What you will do:
Could you copy exactly the lines from the one containing "Give me the" through the last line of the records below, leaving out any pictures?

Entries from a visual dataset:
§ §

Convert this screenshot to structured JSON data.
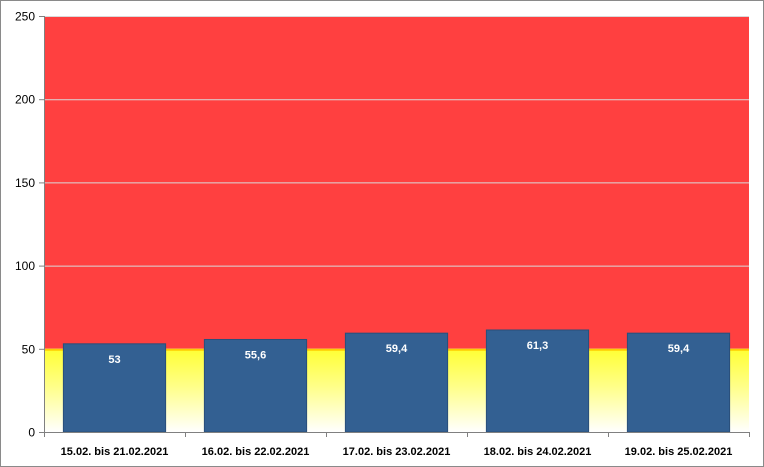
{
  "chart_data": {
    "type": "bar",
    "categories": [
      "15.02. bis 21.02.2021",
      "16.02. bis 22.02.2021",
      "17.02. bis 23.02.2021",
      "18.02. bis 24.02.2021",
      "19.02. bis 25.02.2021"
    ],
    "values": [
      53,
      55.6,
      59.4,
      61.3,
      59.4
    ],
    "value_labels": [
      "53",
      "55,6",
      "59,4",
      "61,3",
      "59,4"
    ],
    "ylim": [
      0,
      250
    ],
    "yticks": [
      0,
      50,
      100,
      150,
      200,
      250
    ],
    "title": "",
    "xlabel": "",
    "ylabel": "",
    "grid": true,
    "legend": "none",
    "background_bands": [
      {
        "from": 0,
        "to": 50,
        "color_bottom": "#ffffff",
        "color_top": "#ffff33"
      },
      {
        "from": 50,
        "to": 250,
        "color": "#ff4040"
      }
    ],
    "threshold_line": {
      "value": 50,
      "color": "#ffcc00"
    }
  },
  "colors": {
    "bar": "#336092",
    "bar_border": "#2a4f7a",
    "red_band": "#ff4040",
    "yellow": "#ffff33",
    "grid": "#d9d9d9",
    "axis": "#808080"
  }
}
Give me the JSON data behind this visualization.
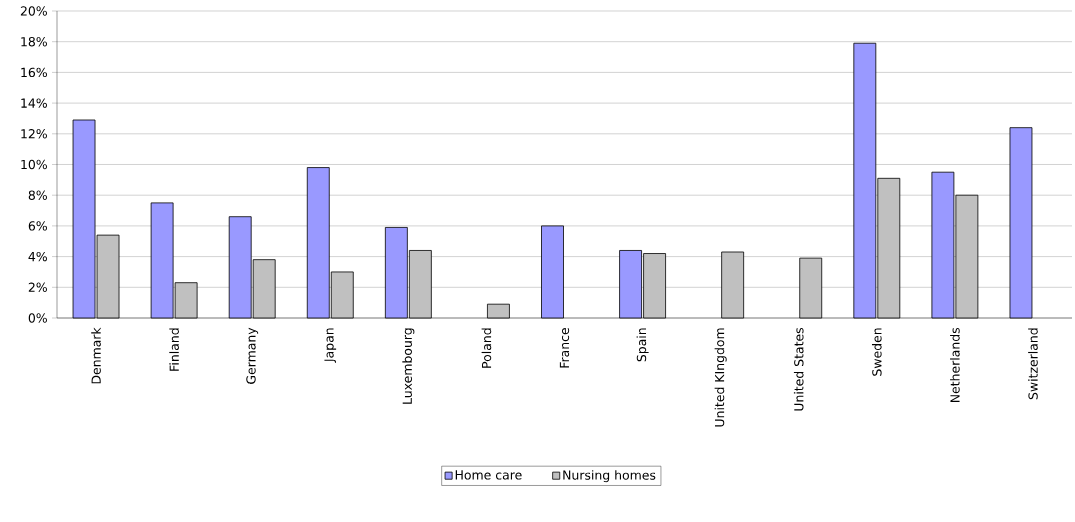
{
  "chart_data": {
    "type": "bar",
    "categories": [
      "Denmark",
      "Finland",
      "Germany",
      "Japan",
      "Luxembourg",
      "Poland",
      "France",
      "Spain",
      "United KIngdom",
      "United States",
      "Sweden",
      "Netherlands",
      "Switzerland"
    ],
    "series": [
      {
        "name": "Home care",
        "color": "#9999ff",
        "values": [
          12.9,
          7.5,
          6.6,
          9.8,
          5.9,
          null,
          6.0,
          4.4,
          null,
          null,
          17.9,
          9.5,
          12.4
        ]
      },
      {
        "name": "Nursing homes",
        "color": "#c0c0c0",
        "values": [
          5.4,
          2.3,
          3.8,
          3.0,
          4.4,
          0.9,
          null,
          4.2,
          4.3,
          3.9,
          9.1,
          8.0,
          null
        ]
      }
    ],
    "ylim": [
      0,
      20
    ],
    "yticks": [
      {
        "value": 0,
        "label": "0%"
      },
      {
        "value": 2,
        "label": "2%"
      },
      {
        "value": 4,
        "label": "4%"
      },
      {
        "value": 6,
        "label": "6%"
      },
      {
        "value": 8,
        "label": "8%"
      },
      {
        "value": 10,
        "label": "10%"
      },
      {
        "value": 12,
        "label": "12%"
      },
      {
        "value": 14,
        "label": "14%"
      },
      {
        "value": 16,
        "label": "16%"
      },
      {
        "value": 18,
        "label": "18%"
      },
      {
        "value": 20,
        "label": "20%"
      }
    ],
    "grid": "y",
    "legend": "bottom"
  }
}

§ §

Complete answer:
Give me the JSON data behind this visualization.
{
  "chart_data": {
    "type": "bar",
    "categories": [
      "Denmark",
      "Finland",
      "Germany",
      "Japan",
      "Luxembourg",
      "Poland",
      "France",
      "Spain",
      "United KIngdom",
      "United States",
      "Sweden",
      "Netherlands",
      "Switzerland"
    ],
    "series": [
      {
        "name": "Home care",
        "color": "#9999ff",
        "values": [
          12.9,
          7.5,
          6.6,
          9.8,
          5.9,
          null,
          6.0,
          4.4,
          null,
          null,
          17.9,
          9.5,
          12.4
        ]
      },
      {
        "name": "Nursing homes",
        "color": "#c0c0c0",
        "values": [
          5.4,
          2.3,
          3.8,
          3.0,
          4.4,
          0.9,
          null,
          4.2,
          4.3,
          3.9,
          9.1,
          8.0,
          null
        ]
      }
    ],
    "ylim": [
      0,
      20
    ],
    "yticks": [
      {
        "value": 0,
        "label": "0%"
      },
      {
        "value": 2,
        "label": "2%"
      },
      {
        "value": 4,
        "label": "4%"
      },
      {
        "value": 6,
        "label": "6%"
      },
      {
        "value": 8,
        "label": "8%"
      },
      {
        "value": 10,
        "label": "10%"
      },
      {
        "value": 12,
        "label": "12%"
      },
      {
        "value": 14,
        "label": "14%"
      },
      {
        "value": 16,
        "label": "16%"
      },
      {
        "value": 18,
        "label": "18%"
      },
      {
        "value": 20,
        "label": "20%"
      }
    ],
    "grid": "y",
    "legend": "bottom"
  }
}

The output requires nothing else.